(Part of a data file)
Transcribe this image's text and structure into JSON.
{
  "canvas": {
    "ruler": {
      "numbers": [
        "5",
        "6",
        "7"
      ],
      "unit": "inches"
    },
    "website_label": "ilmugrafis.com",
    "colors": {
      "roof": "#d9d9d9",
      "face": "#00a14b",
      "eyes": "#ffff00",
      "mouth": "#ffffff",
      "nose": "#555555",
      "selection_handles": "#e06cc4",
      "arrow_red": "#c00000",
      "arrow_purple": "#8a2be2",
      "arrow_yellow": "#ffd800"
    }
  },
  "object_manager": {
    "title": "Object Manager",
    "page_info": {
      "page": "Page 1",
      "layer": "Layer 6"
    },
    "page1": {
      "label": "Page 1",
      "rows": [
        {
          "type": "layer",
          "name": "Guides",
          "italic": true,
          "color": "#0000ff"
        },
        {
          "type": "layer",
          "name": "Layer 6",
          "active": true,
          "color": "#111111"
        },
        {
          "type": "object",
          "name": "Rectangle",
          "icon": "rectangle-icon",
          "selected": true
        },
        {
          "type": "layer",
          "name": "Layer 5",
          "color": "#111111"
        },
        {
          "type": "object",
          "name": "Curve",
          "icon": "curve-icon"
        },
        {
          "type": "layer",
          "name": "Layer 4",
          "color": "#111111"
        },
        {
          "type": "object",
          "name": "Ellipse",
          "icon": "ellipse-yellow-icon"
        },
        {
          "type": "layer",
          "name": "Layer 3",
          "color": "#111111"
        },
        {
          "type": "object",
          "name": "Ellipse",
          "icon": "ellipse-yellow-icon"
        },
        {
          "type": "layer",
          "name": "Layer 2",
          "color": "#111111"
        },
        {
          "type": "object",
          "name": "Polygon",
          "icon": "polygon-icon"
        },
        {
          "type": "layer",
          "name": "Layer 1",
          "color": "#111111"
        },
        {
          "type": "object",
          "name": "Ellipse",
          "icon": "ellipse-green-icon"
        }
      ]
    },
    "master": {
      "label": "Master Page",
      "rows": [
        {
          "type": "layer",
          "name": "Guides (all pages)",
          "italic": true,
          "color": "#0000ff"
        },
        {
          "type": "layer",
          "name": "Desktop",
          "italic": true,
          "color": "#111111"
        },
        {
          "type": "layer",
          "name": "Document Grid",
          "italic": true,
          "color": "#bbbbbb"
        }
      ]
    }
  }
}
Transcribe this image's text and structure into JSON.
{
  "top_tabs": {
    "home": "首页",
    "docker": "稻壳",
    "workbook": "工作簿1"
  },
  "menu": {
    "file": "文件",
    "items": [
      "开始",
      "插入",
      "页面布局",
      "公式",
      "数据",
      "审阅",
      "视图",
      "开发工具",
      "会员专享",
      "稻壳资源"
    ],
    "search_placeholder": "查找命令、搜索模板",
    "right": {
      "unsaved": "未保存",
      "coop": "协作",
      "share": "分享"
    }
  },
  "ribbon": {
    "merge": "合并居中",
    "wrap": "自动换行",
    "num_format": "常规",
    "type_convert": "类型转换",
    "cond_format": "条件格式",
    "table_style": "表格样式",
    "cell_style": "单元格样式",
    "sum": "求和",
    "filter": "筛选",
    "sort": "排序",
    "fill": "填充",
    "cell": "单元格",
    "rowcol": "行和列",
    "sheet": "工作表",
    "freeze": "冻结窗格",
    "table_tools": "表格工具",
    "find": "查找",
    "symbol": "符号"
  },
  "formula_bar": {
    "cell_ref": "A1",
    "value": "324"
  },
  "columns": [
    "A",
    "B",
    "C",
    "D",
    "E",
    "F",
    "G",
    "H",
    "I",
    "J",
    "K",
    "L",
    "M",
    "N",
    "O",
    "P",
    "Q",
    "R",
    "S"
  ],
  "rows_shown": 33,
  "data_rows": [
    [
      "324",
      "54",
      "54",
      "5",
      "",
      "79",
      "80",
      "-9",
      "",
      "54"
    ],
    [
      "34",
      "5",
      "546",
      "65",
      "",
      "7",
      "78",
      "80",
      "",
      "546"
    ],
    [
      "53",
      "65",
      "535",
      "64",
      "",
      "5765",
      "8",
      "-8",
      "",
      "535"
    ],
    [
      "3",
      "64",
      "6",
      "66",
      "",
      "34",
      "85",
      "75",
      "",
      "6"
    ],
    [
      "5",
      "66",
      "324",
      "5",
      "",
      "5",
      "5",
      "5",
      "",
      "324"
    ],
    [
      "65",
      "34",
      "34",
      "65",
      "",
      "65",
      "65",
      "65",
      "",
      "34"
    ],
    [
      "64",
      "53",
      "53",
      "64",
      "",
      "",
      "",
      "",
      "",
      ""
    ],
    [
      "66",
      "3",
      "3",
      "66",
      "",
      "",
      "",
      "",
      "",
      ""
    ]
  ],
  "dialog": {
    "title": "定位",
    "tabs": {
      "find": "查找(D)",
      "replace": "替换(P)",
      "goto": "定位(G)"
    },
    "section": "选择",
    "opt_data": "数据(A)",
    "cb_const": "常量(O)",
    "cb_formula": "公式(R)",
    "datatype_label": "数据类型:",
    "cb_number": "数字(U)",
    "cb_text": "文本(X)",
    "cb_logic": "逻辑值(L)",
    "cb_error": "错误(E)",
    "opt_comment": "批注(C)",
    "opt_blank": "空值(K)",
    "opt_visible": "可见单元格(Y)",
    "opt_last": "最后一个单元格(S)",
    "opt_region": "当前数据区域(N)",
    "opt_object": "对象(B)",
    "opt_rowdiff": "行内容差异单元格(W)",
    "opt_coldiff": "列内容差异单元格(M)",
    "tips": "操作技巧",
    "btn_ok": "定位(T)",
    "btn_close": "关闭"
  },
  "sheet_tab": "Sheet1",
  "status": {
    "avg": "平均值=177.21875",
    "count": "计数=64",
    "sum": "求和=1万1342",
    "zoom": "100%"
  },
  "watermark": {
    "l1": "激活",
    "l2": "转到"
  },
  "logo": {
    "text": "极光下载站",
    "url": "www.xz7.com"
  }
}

- Given task -
Copy each entry exactly, with nothing added or dropped.

- Full answer -
Transcribe this image's text and structure into JSON.
{
  "canvas": {
    "ruler": {
      "numbers": [
        "5",
        "6",
        "7"
      ],
      "unit": "inches"
    },
    "website_label": "ilmugrafis.com",
    "colors": {
      "roof": "#d9d9d9",
      "face": "#00a14b",
      "eyes": "#ffff00",
      "mouth": "#ffffff",
      "nose": "#555555",
      "selection_handles": "#e06cc4",
      "arrow_red": "#c00000",
      "arrow_purple": "#8a2be2",
      "arrow_yellow": "#ffd800"
    }
  },
  "object_manager": {
    "title": "Object Manager",
    "page_info": {
      "page": "Page 1",
      "layer": "Layer 6"
    },
    "page1": {
      "label": "Page 1",
      "rows": [
        {
          "type": "layer",
          "name": "Guides",
          "italic": true,
          "color": "#0000ff"
        },
        {
          "type": "layer",
          "name": "Layer 6",
          "active": true,
          "color": "#111111"
        },
        {
          "type": "object",
          "name": "Rectangle",
          "icon": "rectangle-icon",
          "selected": true
        },
        {
          "type": "layer",
          "name": "Layer 5",
          "color": "#111111"
        },
        {
          "type": "object",
          "name": "Curve",
          "icon": "curve-icon"
        },
        {
          "type": "layer",
          "name": "Layer 4",
          "color": "#111111"
        },
        {
          "type": "object",
          "name": "Ellipse",
          "icon": "ellipse-yellow-icon"
        },
        {
          "type": "layer",
          "name": "Layer 3",
          "color": "#111111"
        },
        {
          "type": "object",
          "name": "Ellipse",
          "icon": "ellipse-yellow-icon"
        },
        {
          "type": "layer",
          "name": "Layer 2",
          "color": "#111111"
        },
        {
          "type": "object",
          "name": "Polygon",
          "icon": "polygon-icon"
        },
        {
          "type": "layer",
          "name": "Layer 1",
          "color": "#111111"
        },
        {
          "type": "object",
          "name": "Ellipse",
          "icon": "ellipse-green-icon"
        }
      ]
    },
    "master": {
      "label": "Master Page",
      "rows": [
        {
          "type": "layer",
          "name": "Guides (all pages)",
          "italic": true,
          "color": "#0000ff"
        },
        {
          "type": "layer",
          "name": "Desktop",
          "italic": true,
          "color": "#111111"
        },
        {
          "type": "layer",
          "name": "Document Grid",
          "italic": true,
          "color": "#bbbbbb"
        }
      ]
    }
  }
}
Transcribe this image's text and structure into JSON.
{
  "top_tabs": {
    "home": "首页",
    "docker": "稻壳",
    "workbook": "工作簿1"
  },
  "menu": {
    "file": "文件",
    "items": [
      "开始",
      "插入",
      "页面布局",
      "公式",
      "数据",
      "审阅",
      "视图",
      "开发工具",
      "会员专享",
      "稻壳资源"
    ],
    "search_placeholder": "查找命令、搜索模板",
    "right": {
      "unsaved": "未保存",
      "coop": "协作",
      "share": "分享"
    }
  },
  "ribbon": {
    "merge": "合并居中",
    "wrap": "自动换行",
    "num_format": "常规",
    "type_convert": "类型转换",
    "cond_format": "条件格式",
    "table_style": "表格样式",
    "cell_style": "单元格样式",
    "sum": "求和",
    "filter": "筛选",
    "sort": "排序",
    "fill": "填充",
    "cell": "单元格",
    "rowcol": "行和列",
    "sheet": "工作表",
    "freeze": "冻结窗格",
    "table_tools": "表格工具",
    "find": "查找",
    "symbol": "符号"
  },
  "formula_bar": {
    "cell_ref": "A1",
    "value": "324"
  },
  "columns": [
    "A",
    "B",
    "C",
    "D",
    "E",
    "F",
    "G",
    "H",
    "I",
    "J",
    "K",
    "L",
    "M",
    "N",
    "O",
    "P",
    "Q",
    "R",
    "S"
  ],
  "rows_shown": 33,
  "data_rows": [
    [
      "324",
      "54",
      "54",
      "5",
      "",
      "79",
      "80",
      "-9",
      "",
      "54"
    ],
    [
      "34",
      "5",
      "546",
      "65",
      "",
      "7",
      "78",
      "80",
      "",
      "546"
    ],
    [
      "53",
      "65",
      "535",
      "64",
      "",
      "5765",
      "8",
      "-8",
      "",
      "535"
    ],
    [
      "3",
      "64",
      "6",
      "66",
      "",
      "34",
      "85",
      "75",
      "",
      "6"
    ],
    [
      "5",
      "66",
      "324",
      "5",
      "",
      "5",
      "5",
      "5",
      "",
      "324"
    ],
    [
      "65",
      "34",
      "34",
      "65",
      "",
      "65",
      "65",
      "65",
      "",
      "34"
    ],
    [
      "64",
      "53",
      "53",
      "64",
      "",
      "",
      "",
      "",
      "",
      ""
    ],
    [
      "66",
      "3",
      "3",
      "66",
      "",
      "",
      "",
      "",
      "",
      ""
    ]
  ],
  "dialog": {
    "title": "定位",
    "tabs": {
      "find": "查找(D)",
      "replace": "替换(P)",
      "goto": "定位(G)"
    },
    "section": "选择",
    "opt_data": "数据(A)",
    "cb_const": "常量(O)",
    "cb_formula": "公式(R)",
    "datatype_label": "数据类型:",
    "cb_number": "数字(U)",
    "cb_text": "文本(X)",
    "cb_logic": "逻辑值(L)",
    "cb_error": "错误(E)",
    "opt_comment": "批注(C)",
    "opt_blank": "空值(K)",
    "opt_visible": "可见单元格(Y)",
    "opt_last": "最后一个单元格(S)",
    "opt_region": "当前数据区域(N)",
    "opt_object": "对象(B)",
    "opt_rowdiff": "行内容差异单元格(W)",
    "opt_coldiff": "列内容差异单元格(M)",
    "tips": "操作技巧",
    "btn_ok": "定位(T)",
    "btn_close": "关闭"
  },
  "sheet_tab": "Sheet1",
  "status": {
    "avg": "平均值=177.21875",
    "count": "计数=64",
    "sum": "求和=1万1342",
    "zoom": "100%"
  },
  "watermark": {
    "l1": "激活",
    "l2": "转到"
  },
  "logo": {
    "text": "极光下载站",
    "url": "www.xz7.com"
  }
}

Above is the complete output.